**Excerpt to read**:
Start
That is the bit of the broadband that doesn't sit right with me. I can completely understand taking over the infrastructure - that's a bit where competition cannot improve things and putting it through the private sector actively hinders the best results - however, I don't see why they have to get involved as an ISP. That's a fully functioning and effective market, which (generally) serves customers well. I don't see why you'd want to screw with that.

Puja
Why can't competition improve the infrastructure? We're supposing if we go with a central command economy take on the infrastructure that the infrastructure itself will stay relevant, and that simply cannot be the case in IT. Private firms looking for access points into the market will fundamentally change what the market supplies in areas like this, so I just don't get the one size fits all approach even before it's one being guided by Jeremy Corbyn who cannot possibly understand what's being talked about in this area

If they want to look at how BT supplies to the market and to competitor companies that's fine, worthwhile even, but it's also trickier and harder to make a headline out of such an approach
Because it's very hard to have competition in building nationwide infrastructure like this. You can't have meaningful customer choice of who digs up the road to put the fibre in and, even if you do a competitive tendering system, a la the railways, that's still pretty statist and you still have the issue of everyone wanting to supply London and nobody wanting to supply Lothian.
End
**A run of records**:
Start
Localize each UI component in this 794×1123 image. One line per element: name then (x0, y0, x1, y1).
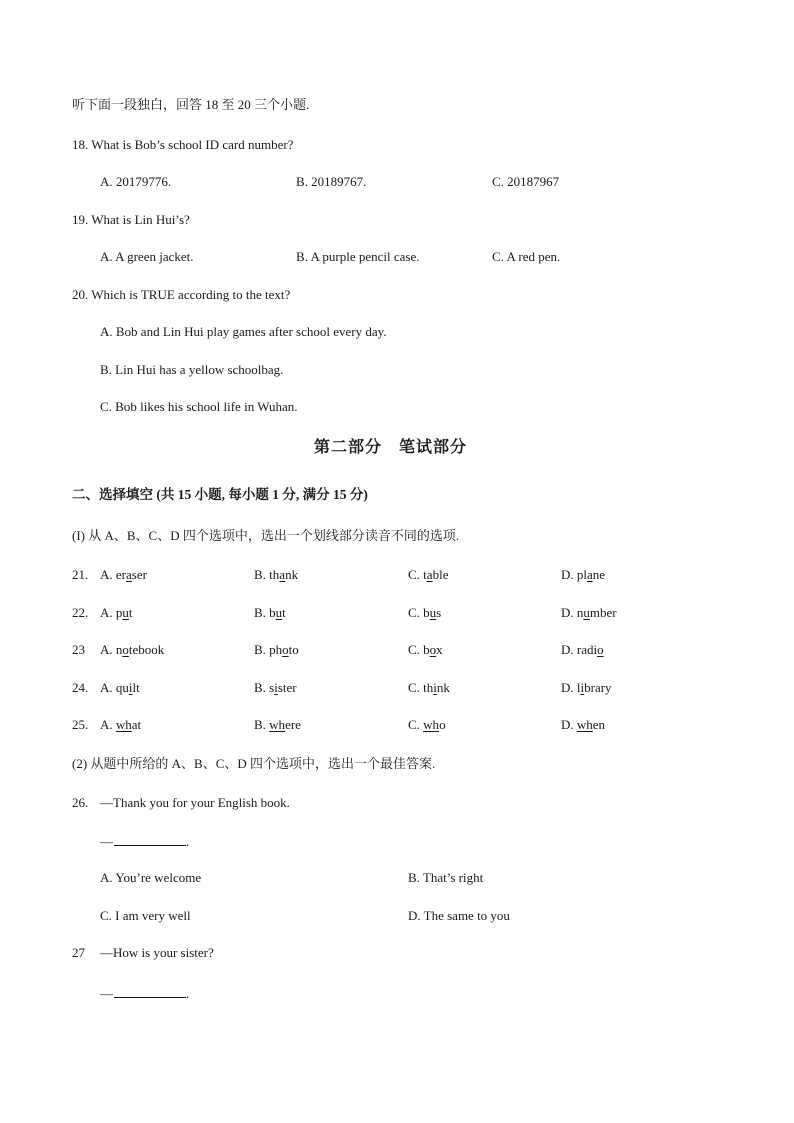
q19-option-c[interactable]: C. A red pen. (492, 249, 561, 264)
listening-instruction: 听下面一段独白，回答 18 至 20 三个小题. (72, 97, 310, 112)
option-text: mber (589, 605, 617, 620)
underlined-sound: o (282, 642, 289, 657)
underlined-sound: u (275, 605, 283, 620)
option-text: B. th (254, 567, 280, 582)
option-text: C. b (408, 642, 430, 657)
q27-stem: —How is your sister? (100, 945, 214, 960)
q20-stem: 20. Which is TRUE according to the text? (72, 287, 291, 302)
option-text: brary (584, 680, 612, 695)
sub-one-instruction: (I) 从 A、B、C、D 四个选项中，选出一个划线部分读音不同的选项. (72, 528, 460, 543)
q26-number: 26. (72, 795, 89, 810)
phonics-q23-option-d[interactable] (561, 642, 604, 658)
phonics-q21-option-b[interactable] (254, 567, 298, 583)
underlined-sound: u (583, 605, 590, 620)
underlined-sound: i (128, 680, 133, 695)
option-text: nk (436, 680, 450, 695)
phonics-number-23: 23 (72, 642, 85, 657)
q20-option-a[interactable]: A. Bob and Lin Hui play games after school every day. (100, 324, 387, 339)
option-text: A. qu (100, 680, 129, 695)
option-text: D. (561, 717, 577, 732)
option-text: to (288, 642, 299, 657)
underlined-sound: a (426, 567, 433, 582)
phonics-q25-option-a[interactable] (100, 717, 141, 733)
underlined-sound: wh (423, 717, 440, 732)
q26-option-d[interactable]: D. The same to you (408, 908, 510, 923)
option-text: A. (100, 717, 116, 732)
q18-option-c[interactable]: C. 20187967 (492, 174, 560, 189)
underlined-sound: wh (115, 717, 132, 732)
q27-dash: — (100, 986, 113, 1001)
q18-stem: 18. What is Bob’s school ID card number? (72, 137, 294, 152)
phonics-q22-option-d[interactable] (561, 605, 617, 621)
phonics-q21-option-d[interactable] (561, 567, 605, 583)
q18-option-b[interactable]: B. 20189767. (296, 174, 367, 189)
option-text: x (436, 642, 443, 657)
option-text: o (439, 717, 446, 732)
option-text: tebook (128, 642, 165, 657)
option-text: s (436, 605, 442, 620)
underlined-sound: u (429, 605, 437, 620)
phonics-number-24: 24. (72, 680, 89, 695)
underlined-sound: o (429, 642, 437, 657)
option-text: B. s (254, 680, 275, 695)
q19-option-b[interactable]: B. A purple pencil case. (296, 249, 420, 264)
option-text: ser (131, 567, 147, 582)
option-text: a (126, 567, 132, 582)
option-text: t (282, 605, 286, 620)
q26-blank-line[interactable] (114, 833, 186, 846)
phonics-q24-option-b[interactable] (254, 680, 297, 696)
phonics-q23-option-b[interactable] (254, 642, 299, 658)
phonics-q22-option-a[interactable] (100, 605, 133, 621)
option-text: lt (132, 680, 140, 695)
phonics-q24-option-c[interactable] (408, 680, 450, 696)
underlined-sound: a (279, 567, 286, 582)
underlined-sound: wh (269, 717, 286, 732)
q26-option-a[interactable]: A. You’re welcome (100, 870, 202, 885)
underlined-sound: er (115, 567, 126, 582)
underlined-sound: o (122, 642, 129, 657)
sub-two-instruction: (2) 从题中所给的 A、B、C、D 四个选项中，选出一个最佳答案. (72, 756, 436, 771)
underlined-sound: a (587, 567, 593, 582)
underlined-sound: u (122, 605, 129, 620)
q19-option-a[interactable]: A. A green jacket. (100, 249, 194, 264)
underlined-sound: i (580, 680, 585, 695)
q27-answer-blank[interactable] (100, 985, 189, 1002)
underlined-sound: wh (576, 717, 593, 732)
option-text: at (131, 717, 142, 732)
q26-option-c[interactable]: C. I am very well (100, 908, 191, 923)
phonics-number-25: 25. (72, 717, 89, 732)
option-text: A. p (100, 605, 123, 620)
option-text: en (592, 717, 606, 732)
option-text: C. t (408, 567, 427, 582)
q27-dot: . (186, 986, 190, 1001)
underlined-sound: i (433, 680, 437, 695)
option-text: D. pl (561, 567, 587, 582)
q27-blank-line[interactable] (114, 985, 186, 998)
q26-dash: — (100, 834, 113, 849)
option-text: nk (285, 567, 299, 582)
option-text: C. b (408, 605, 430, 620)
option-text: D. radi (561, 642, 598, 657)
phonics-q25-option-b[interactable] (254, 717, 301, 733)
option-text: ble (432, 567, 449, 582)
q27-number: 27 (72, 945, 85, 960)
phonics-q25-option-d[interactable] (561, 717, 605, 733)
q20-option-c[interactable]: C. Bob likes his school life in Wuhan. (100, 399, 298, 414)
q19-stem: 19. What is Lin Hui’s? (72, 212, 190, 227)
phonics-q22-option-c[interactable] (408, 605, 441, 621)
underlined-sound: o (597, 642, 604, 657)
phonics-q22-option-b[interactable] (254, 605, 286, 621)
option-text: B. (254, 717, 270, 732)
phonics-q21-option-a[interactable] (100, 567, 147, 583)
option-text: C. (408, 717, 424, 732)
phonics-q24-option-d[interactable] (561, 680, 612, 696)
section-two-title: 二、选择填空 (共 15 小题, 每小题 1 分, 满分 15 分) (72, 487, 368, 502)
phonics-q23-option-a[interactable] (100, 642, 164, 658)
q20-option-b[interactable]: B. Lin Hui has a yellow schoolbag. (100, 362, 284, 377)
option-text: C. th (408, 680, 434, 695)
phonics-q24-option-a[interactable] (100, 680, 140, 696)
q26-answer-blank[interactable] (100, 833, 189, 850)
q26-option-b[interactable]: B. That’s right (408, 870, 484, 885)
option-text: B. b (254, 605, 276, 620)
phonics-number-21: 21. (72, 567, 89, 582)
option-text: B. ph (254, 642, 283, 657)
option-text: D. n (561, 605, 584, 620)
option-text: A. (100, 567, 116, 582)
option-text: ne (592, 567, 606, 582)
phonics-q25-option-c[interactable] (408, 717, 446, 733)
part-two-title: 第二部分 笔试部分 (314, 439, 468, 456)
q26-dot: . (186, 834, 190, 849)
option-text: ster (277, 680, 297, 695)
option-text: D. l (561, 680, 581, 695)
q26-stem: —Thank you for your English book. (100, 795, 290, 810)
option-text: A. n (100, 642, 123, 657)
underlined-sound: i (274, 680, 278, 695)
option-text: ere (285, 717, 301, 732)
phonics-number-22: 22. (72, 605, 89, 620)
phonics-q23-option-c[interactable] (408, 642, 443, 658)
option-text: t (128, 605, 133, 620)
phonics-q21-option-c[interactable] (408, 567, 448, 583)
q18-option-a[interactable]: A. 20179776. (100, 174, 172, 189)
End
In the broadband discussion, what issue is said to remain even with a competitive tendering system like the railways?

Everyone wants to supply London and nobody wants to supply Lothian.